_TASK OBJECTIVE_
Reproduce the whole listing, character for character.

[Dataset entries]

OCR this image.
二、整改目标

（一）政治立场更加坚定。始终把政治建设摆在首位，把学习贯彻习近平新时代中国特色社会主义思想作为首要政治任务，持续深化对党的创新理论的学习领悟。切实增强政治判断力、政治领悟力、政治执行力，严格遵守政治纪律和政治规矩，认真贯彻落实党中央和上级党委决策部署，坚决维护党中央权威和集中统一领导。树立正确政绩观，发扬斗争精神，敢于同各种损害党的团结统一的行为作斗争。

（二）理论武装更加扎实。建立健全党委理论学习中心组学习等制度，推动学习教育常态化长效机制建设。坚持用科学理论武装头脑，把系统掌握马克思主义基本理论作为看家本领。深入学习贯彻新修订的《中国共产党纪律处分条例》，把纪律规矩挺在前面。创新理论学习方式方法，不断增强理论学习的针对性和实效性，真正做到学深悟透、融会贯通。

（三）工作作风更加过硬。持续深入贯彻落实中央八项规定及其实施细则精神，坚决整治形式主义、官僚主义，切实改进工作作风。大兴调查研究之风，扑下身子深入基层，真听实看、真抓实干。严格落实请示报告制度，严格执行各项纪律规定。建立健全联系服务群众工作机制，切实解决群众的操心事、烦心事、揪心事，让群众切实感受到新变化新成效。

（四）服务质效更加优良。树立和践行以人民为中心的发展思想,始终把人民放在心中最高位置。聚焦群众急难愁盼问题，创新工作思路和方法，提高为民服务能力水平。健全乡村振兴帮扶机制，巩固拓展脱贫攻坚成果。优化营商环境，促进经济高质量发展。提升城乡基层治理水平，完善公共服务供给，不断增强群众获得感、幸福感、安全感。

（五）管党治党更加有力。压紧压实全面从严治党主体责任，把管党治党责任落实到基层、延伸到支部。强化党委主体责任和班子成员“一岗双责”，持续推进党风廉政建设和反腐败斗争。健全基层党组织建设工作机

_EXERCISE SOLUTION_
OCR this image.
二、整改目标

（一）政治立场更加坚定。始终把政治建设摆在首位，把学习贯彻习近平新时代中国特色社会主义思想作为首要政治任务，持续深化对党的创新理论的学习领悟。切实增强政治判断力、政治领悟力、政治执行力，严格遵守政治纪律和政治规矩，认真贯彻落实党中央和上级党委决策部署，坚决维护党中央权威和集中统一领导。树立正确政绩观，发扬斗争精神，敢于同各种损害党的团结统一的行为作斗争。

（二）理论武装更加扎实。建立健全党委理论学习中心组学习等制度，推动学习教育常态化长效机制建设。坚持用科学理论武装头脑，把系统掌握马克思主义基本理论作为看家本领。深入学习贯彻新修订的《中国共产党纪律处分条例》，把纪律规矩挺在前面。创新理论学习方式方法，不断增强理论学习的针对性和实效性，真正做到学深悟透、融会贯通。

（三）工作作风更加过硬。持续深入贯彻落实中央八项规定及其实施细则精神，坚决整治形式主义、官僚主义，切实改进工作作风。大兴调查研究之风，扑下身子深入基层，真听实看、真抓实干。严格落实请示报告制度，严格执行各项纪律规定。建立健全联系服务群众工作机制，切实解决群众的操心事、烦心事、揪心事，让群众切实感受到新变化新成效。

（四）服务质效更加优良。树立和践行以人民为中心的发展思想,始终把人民放在心中最高位置。聚焦群众急难愁盼问题，创新工作思路和方法，提高为民服务能力水平。健全乡村振兴帮扶机制，巩固拓展脱贫攻坚成果。优化营商环境，促进经济高质量发展。提升城乡基层治理水平，完善公共服务供给，不断增强群众获得感、幸福感、安全感。

（五）管党治党更加有力。压紧压实全面从严治党主体责任，把管党治党责任落实到基层、延伸到支部。强化党委主体责任和班子成员“一岗双责”，持续推进党风廉政建设和反腐败斗争。健全基层党组织建设工作机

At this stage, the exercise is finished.